------ Entries provided

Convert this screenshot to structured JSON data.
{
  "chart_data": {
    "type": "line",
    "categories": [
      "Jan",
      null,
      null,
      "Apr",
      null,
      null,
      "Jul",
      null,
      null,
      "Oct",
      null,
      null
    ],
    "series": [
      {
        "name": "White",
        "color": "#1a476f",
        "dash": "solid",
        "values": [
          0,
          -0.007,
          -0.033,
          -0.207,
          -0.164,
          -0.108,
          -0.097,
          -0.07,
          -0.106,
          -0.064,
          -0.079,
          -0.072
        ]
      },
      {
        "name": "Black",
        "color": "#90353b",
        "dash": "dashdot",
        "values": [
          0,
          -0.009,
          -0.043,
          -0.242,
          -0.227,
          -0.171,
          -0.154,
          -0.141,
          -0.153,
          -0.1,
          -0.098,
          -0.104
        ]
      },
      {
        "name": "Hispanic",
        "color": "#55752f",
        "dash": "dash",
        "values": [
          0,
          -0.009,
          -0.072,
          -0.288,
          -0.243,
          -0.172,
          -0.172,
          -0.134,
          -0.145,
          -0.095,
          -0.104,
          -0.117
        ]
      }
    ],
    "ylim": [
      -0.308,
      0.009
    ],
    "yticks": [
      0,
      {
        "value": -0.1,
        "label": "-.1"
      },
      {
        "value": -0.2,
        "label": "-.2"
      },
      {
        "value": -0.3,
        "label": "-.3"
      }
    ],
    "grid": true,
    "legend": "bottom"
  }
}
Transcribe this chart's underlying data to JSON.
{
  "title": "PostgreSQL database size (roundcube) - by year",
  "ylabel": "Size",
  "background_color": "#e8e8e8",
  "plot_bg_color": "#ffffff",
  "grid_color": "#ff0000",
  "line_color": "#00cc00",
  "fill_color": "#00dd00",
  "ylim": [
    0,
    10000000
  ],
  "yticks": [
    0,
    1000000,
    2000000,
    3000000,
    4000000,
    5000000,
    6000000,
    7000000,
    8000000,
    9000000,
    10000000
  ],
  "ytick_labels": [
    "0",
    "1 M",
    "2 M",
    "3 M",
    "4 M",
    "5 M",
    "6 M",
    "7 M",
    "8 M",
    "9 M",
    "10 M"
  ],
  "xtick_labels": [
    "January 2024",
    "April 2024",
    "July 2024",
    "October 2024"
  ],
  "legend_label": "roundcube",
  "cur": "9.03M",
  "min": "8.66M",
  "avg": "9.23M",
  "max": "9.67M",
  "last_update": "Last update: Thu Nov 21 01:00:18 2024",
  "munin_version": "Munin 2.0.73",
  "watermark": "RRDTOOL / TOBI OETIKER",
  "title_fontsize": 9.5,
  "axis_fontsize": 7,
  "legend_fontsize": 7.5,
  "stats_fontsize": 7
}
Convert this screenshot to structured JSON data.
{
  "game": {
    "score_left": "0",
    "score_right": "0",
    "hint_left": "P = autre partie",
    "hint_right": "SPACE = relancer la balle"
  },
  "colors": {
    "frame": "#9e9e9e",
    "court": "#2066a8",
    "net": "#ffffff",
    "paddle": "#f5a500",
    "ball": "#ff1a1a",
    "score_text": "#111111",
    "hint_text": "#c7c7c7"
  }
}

------------

* **Job**:
Transcribe every entry word for word.

* **Written response**:
Convert this screenshot to structured JSON data.
{
  "chart_data": {
    "type": "line",
    "categories": [
      "Jan",
      null,
      null,
      "Apr",
      null,
      null,
      "Jul",
      null,
      null,
      "Oct",
      null,
      null
    ],
    "series": [
      {
        "name": "White",
        "color": "#1a476f",
        "dash": "solid",
        "values": [
          0,
          -0.007,
          -0.033,
          -0.207,
          -0.164,
          -0.108,
          -0.097,
          -0.07,
          -0.106,
          -0.064,
          -0.079,
          -0.072
        ]
      },
      {
        "name": "Black",
        "color": "#90353b",
        "dash": "dashdot",
        "values": [
          0,
          -0.009,
          -0.043,
          -0.242,
          -0.227,
          -0.171,
          -0.154,
          -0.141,
          -0.153,
          -0.1,
          -0.098,
          -0.104
        ]
      },
      {
        "name": "Hispanic",
        "color": "#55752f",
        "dash": "dash",
        "values": [
          0,
          -0.009,
          -0.072,
          -0.288,
          -0.243,
          -0.172,
          -0.172,
          -0.134,
          -0.145,
          -0.095,
          -0.104,
          -0.117
        ]
      }
    ],
    "ylim": [
      -0.308,
      0.009
    ],
    "yticks": [
      0,
      {
        "value": -0.1,
        "label": "-.1"
      },
      {
        "value": -0.2,
        "label": "-.2"
      },
      {
        "value": -0.3,
        "label": "-.3"
      }
    ],
    "grid": true,
    "legend": "bottom"
  }
}
Transcribe this chart's underlying data to JSON.
{
  "title": "PostgreSQL database size (roundcube) - by year",
  "ylabel": "Size",
  "background_color": "#e8e8e8",
  "plot_bg_color": "#ffffff",
  "grid_color": "#ff0000",
  "line_color": "#00cc00",
  "fill_color": "#00dd00",
  "ylim": [
    0,
    10000000
  ],
  "yticks": [
    0,
    1000000,
    2000000,
    3000000,
    4000000,
    5000000,
    6000000,
    7000000,
    8000000,
    9000000,
    10000000
  ],
  "ytick_labels": [
    "0",
    "1 M",
    "2 M",
    "3 M",
    "4 M",
    "5 M",
    "6 M",
    "7 M",
    "8 M",
    "9 M",
    "10 M"
  ],
  "xtick_labels": [
    "January 2024",
    "April 2024",
    "July 2024",
    "October 2024"
  ],
  "legend_label": "roundcube",
  "cur": "9.03M",
  "min": "8.66M",
  "avg": "9.23M",
  "max": "9.67M",
  "last_update": "Last update: Thu Nov 21 01:00:18 2024",
  "munin_version": "Munin 2.0.73",
  "watermark": "RRDTOOL / TOBI OETIKER",
  "title_fontsize": 9.5,
  "axis_fontsize": 7,
  "legend_fontsize": 7.5,
  "stats_fontsize": 7
}
Convert this screenshot to structured JSON data.
{
  "game": {
    "score_left": "0",
    "score_right": "0",
    "hint_left": "P = autre partie",
    "hint_right": "SPACE = relancer la balle"
  },
  "colors": {
    "frame": "#9e9e9e",
    "court": "#2066a8",
    "net": "#ffffff",
    "paddle": "#f5a500",
    "ball": "#ff1a1a",
    "score_text": "#111111",
    "hint_text": "#c7c7c7"
  }
}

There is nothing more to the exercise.